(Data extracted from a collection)
----
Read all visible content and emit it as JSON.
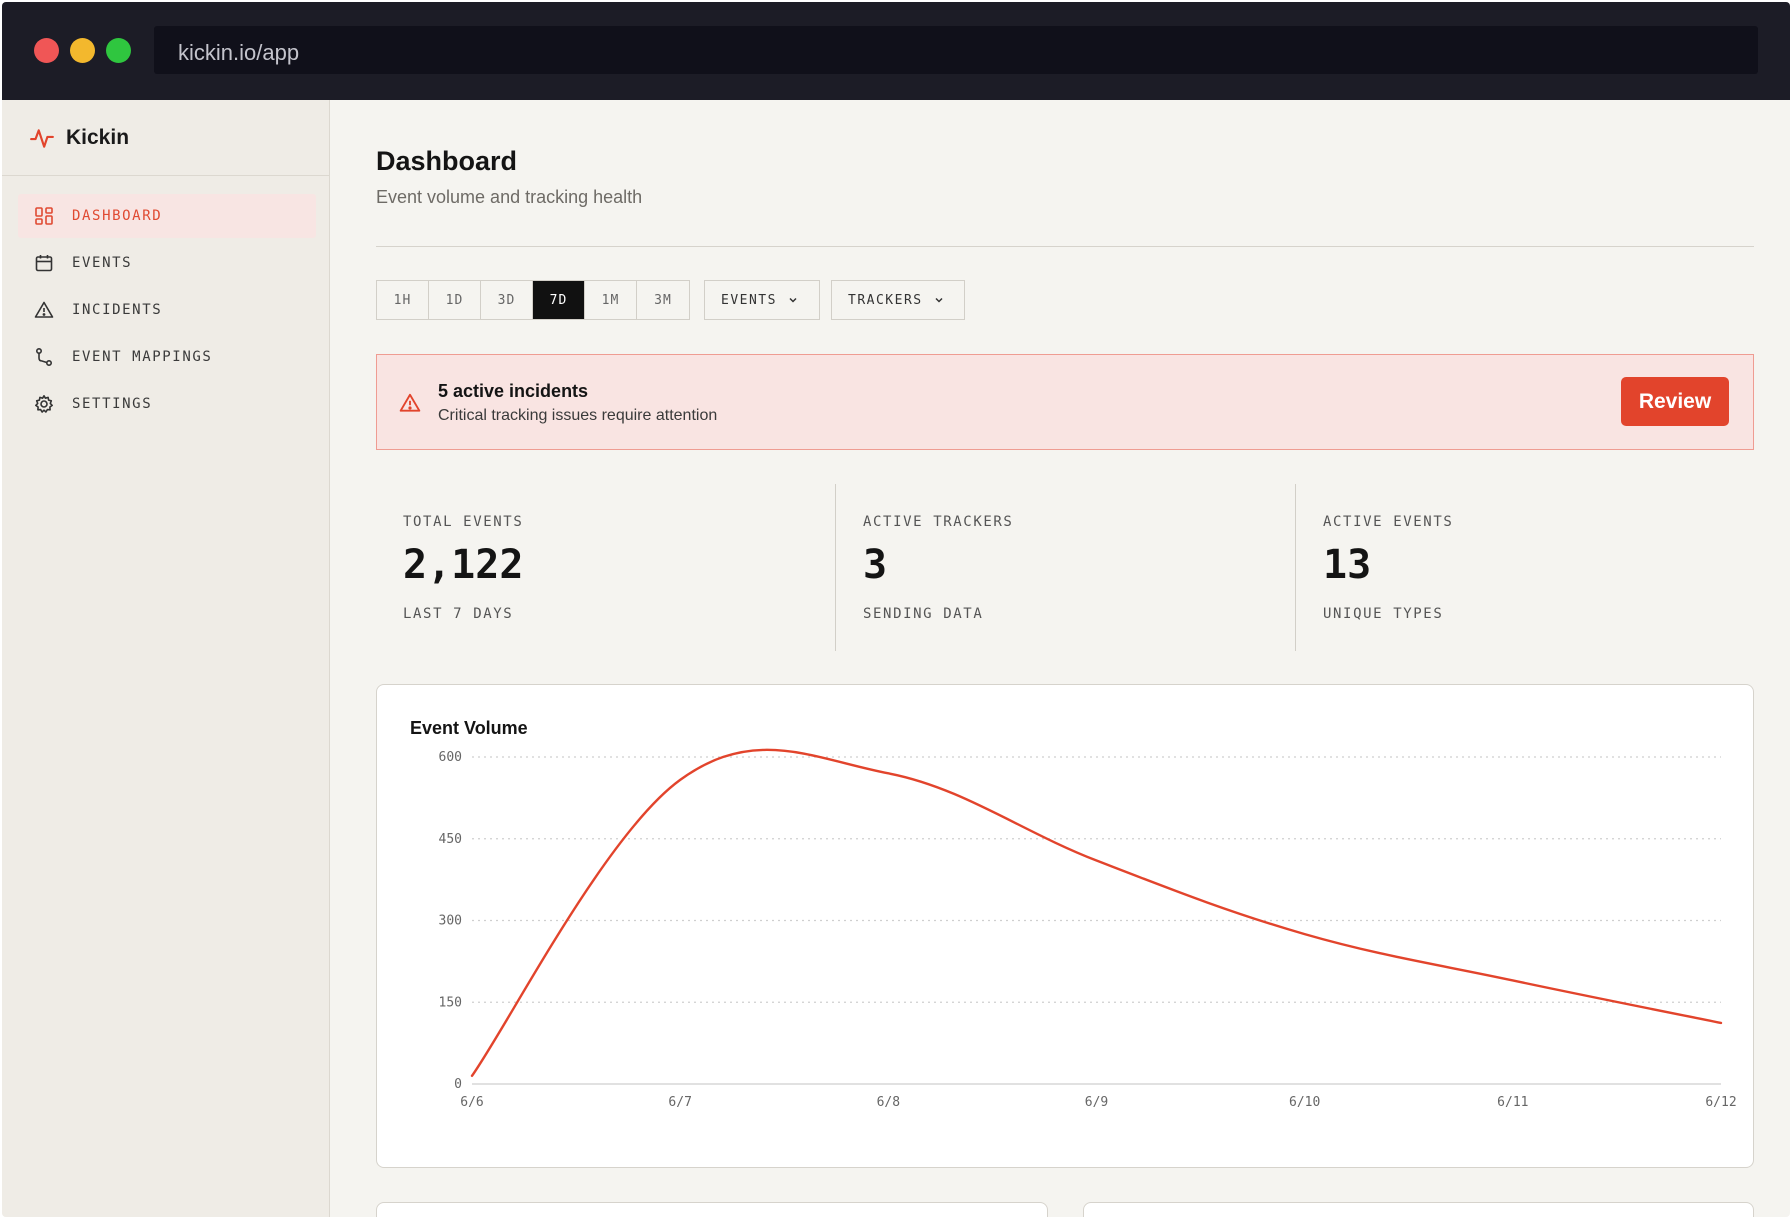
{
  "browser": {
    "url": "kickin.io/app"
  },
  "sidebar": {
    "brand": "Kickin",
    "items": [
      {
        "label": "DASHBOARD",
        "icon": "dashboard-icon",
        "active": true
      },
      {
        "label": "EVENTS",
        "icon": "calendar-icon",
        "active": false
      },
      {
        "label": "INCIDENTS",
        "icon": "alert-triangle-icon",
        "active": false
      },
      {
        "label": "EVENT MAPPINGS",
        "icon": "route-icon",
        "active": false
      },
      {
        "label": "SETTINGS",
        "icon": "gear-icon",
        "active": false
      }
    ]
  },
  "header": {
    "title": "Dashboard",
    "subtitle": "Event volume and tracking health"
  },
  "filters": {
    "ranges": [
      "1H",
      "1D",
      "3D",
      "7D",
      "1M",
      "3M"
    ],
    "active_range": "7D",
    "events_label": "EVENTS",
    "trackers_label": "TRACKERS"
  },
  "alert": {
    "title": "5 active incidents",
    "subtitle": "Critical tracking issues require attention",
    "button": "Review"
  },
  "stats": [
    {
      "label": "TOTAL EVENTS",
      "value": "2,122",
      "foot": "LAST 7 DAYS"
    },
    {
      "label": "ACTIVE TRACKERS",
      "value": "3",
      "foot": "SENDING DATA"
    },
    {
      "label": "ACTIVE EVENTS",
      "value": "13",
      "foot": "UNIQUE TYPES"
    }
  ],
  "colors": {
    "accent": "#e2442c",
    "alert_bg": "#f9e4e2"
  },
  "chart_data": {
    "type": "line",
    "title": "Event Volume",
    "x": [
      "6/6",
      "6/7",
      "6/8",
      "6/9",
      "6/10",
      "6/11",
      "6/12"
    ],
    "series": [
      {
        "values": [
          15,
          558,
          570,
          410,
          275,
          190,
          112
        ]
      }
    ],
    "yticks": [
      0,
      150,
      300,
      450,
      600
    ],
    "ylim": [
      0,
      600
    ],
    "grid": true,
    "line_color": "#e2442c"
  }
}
----
Each line with the string "icon" in it needs to be found and copied.

• **COMPLETE OUTPUT**
        "icon": "dashboard-icon",
        "icon": "calendar-icon",
        "icon": "alert-triangle-icon",
        "icon": "route-icon",
        "icon": "gear-icon",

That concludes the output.